**YOUR GOAL:**
Give every line back verbatim, dropping all images.

**DATASET ROWS:**

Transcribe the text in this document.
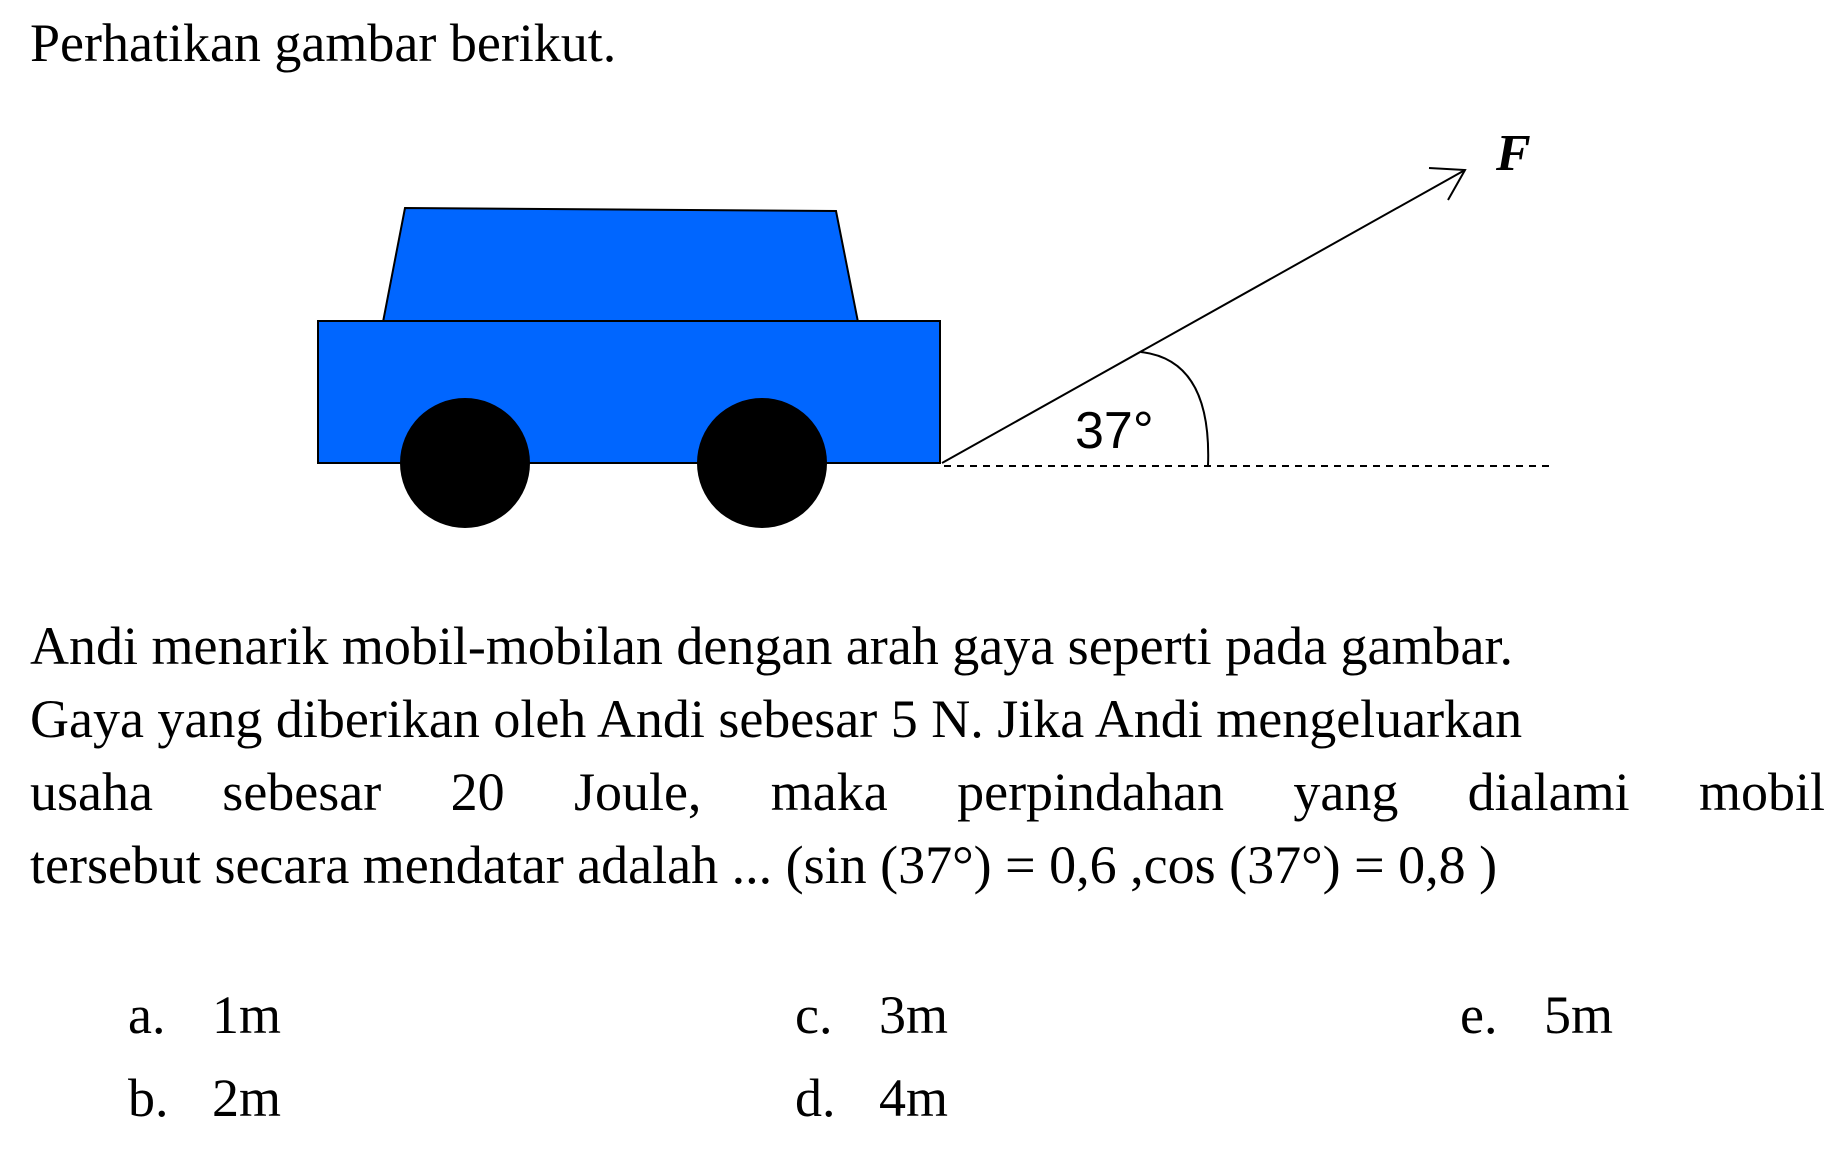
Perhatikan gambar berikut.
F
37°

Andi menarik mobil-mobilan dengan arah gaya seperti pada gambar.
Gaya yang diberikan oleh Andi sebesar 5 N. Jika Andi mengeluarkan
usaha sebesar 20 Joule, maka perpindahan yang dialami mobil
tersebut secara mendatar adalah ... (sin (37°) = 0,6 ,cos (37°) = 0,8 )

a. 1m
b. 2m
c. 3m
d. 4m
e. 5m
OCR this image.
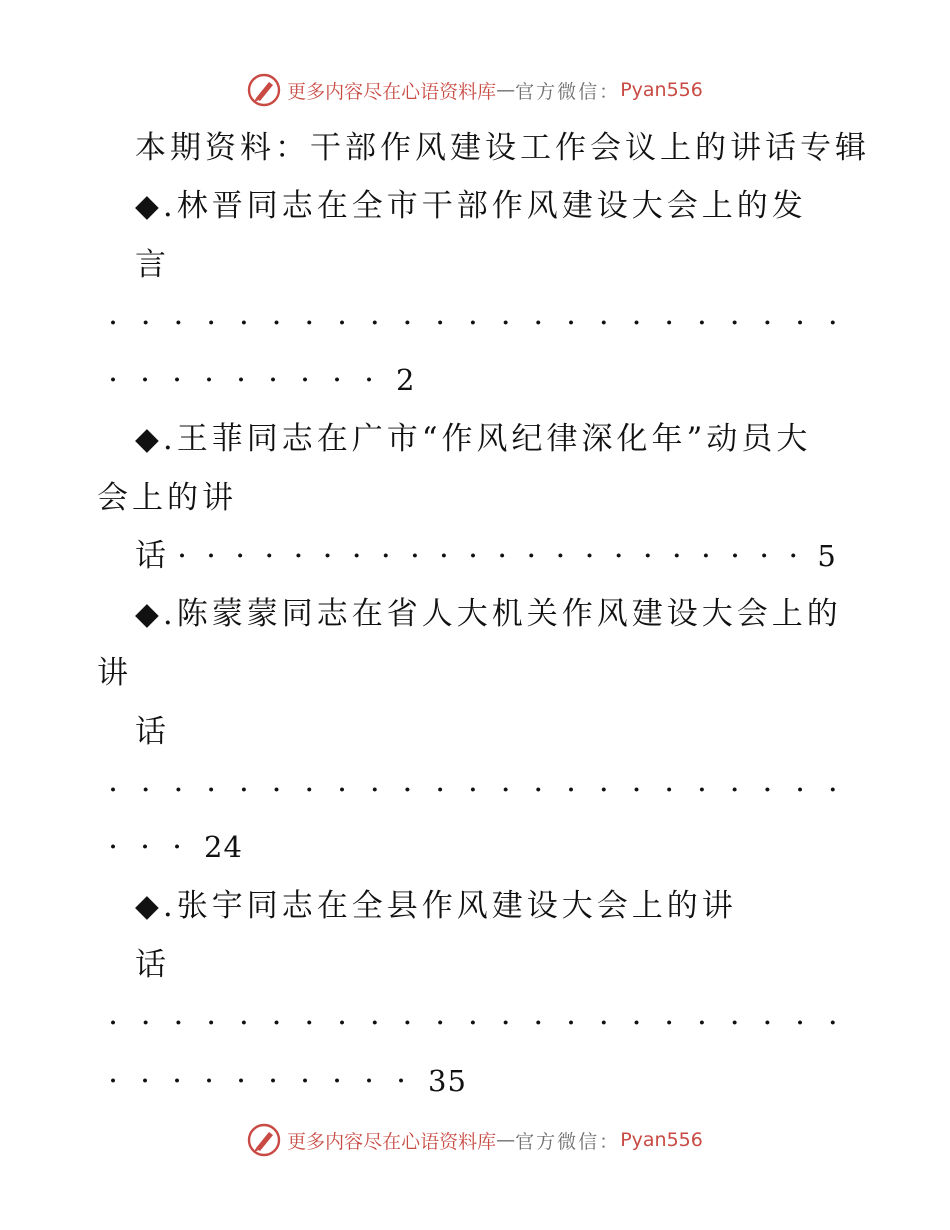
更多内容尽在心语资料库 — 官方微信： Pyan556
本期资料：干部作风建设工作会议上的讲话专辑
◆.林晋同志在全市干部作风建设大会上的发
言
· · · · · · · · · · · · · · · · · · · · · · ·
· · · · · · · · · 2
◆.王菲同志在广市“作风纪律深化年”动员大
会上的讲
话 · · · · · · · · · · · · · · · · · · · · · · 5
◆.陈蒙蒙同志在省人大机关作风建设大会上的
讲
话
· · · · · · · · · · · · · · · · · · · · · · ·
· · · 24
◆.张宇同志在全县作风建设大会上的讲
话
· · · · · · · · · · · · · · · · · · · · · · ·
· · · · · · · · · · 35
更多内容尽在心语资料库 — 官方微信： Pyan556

**SOLUTION TO THIS EXERCISE:**
Transcribe the text in this document.
Perhatikan gambar berikut.
F
37°

Andi menarik mobil-mobilan dengan arah gaya seperti pada gambar.
Gaya yang diberikan oleh Andi sebesar 5 N. Jika Andi mengeluarkan
usaha sebesar 20 Joule, maka perpindahan yang dialami mobil
tersebut secara mendatar adalah ... (sin (37°) = 0,6 ,cos (37°) = 0,8 )

a. 1m
b. 2m
c. 3m
d. 4m
e. 5m
OCR this image.
更多内容尽在心语资料库 — 官方微信： Pyan556
本期资料：干部作风建设工作会议上的讲话专辑
◆.林晋同志在全市干部作风建设大会上的发
言
· · · · · · · · · · · · · · · · · · · · · · ·
· · · · · · · · · 2
◆.王菲同志在广市“作风纪律深化年”动员大
会上的讲
话 · · · · · · · · · · · · · · · · · · · · · · 5
◆.陈蒙蒙同志在省人大机关作风建设大会上的
讲
话
· · · · · · · · · · · · · · · · · · · · · · ·
· · · 24
◆.张宇同志在全县作风建设大会上的讲
话
· · · · · · · · · · · · · · · · · · · · · · ·
· · · · · · · · · · 35
更多内容尽在心语资料库 — 官方微信： Pyan556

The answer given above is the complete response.